## EXERCISE INPUT
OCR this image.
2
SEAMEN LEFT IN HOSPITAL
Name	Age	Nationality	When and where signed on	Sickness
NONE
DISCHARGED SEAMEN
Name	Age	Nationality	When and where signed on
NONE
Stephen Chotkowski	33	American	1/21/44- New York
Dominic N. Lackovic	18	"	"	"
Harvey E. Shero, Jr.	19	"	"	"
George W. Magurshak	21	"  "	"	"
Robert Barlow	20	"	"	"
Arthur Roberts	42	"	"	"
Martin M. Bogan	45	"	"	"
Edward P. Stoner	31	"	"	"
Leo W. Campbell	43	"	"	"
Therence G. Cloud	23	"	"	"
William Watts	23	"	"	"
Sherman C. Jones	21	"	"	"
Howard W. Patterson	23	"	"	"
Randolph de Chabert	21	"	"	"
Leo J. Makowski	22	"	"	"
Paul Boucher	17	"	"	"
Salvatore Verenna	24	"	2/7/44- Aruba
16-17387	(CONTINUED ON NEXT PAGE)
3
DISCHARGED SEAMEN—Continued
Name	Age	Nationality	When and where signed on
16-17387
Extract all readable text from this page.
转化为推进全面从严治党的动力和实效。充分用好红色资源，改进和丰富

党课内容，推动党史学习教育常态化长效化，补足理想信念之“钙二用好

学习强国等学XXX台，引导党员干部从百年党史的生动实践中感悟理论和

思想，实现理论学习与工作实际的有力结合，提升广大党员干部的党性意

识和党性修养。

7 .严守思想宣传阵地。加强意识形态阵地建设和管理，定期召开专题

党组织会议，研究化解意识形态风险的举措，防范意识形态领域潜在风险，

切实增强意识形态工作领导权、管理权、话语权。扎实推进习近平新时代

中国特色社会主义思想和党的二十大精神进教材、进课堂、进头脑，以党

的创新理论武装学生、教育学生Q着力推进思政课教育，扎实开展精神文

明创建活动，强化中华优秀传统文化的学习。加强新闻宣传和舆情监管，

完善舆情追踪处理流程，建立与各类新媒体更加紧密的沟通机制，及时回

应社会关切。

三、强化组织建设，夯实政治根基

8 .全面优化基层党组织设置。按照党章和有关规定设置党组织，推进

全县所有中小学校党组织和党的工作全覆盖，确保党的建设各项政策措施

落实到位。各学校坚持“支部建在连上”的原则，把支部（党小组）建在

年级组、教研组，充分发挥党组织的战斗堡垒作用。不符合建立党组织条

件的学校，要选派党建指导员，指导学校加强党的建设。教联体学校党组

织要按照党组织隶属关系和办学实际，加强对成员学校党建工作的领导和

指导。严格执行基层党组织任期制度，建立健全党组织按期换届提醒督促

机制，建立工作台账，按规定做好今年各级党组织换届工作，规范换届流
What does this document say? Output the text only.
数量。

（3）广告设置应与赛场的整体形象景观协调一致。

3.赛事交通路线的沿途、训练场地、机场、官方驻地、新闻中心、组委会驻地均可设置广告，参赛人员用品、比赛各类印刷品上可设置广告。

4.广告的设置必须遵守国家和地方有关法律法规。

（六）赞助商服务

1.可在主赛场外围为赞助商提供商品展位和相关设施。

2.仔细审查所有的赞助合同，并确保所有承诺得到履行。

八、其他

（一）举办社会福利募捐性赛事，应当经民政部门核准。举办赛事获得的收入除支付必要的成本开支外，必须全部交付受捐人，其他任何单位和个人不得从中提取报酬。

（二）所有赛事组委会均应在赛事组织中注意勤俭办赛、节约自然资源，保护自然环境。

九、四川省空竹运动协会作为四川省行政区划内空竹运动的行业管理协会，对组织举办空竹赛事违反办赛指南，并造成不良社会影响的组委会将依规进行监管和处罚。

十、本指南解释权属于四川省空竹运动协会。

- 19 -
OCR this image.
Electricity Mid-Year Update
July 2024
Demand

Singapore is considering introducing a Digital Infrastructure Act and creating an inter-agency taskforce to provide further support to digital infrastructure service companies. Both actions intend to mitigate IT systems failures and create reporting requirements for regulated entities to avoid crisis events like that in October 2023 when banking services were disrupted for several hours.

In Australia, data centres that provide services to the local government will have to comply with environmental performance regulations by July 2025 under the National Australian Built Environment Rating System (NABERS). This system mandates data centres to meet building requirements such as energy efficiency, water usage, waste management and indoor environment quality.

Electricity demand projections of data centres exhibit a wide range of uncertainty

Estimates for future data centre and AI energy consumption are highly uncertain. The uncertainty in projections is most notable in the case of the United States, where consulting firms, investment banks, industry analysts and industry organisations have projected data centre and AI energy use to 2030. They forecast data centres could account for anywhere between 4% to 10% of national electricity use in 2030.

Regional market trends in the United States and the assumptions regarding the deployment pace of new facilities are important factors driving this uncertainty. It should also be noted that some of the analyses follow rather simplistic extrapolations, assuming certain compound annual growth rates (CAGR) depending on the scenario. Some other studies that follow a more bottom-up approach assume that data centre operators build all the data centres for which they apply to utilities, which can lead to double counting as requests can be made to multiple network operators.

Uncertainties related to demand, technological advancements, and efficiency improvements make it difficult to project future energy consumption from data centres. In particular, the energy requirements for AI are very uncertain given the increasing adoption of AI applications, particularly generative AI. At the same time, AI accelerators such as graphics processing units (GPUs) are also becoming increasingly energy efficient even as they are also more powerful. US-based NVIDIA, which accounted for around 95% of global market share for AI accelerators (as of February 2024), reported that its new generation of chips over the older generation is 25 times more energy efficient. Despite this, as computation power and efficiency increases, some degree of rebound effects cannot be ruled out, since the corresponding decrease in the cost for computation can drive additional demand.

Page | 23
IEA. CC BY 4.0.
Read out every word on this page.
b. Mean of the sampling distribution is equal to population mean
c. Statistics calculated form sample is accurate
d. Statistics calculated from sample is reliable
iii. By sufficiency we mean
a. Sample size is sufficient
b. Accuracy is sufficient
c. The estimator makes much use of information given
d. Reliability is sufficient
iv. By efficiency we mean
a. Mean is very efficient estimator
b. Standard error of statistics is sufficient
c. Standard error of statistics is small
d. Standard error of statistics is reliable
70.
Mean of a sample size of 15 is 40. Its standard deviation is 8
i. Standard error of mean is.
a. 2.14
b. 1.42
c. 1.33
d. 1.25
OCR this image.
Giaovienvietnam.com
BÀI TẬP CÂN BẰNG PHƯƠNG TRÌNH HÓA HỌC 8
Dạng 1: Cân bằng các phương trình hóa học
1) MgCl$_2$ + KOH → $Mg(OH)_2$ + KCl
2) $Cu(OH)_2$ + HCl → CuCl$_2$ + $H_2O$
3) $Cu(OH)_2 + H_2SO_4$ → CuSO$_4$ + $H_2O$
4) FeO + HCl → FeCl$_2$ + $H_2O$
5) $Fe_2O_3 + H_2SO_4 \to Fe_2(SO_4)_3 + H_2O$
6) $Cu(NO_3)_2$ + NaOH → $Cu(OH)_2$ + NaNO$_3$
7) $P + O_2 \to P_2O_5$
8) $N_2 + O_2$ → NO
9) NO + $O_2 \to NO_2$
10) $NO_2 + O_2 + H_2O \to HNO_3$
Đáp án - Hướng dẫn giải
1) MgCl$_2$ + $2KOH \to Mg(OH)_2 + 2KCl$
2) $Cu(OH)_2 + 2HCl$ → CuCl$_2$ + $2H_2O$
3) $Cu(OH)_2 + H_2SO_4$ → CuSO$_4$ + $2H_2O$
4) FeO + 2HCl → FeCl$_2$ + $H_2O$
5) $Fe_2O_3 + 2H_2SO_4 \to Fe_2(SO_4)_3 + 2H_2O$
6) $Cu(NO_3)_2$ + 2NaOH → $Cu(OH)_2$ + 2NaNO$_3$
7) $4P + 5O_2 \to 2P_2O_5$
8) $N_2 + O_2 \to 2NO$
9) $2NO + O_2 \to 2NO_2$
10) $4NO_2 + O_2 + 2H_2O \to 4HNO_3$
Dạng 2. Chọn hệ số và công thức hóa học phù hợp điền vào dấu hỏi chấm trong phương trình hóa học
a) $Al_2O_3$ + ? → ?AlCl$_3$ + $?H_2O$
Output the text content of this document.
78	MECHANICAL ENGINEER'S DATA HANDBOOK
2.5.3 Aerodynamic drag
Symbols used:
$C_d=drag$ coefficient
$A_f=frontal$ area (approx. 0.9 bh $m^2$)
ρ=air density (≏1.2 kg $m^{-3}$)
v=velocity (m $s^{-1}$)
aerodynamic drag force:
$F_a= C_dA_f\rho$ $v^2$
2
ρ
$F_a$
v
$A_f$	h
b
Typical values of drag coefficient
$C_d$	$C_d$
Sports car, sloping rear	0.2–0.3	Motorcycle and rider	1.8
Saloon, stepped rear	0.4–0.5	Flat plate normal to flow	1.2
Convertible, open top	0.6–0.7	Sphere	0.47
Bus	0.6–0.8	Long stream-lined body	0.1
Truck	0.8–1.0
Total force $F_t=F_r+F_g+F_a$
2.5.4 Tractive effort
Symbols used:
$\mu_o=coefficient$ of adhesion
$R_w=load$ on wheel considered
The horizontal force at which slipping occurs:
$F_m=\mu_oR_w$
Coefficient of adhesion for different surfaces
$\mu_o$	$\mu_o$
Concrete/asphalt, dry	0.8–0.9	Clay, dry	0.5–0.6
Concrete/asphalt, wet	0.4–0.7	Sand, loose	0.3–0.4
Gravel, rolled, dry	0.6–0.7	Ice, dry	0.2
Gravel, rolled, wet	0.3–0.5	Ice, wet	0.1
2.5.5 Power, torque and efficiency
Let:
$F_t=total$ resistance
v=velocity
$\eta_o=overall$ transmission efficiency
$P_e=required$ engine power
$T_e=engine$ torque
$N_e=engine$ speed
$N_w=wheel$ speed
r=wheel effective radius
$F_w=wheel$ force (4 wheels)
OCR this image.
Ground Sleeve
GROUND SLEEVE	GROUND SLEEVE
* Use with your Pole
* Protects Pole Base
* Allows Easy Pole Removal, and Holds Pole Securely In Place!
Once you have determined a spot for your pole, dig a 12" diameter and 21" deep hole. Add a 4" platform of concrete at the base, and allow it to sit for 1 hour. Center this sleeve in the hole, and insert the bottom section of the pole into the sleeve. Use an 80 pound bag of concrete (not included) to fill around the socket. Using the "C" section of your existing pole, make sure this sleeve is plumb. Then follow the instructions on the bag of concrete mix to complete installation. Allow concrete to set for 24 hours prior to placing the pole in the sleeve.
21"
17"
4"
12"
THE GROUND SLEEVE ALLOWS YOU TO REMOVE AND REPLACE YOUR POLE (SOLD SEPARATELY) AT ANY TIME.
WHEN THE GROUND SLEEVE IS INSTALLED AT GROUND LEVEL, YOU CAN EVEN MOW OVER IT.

## SET PROBLEM
Using the listing above, list every line in which the string "FeCl" occurs.

## SOLUTION TO THE EXERCISE
4) FeO + HCl → FeCl$_2$ + $H_2O$
4) FeO + 2HCl → FeCl$_2$ + $H_2O$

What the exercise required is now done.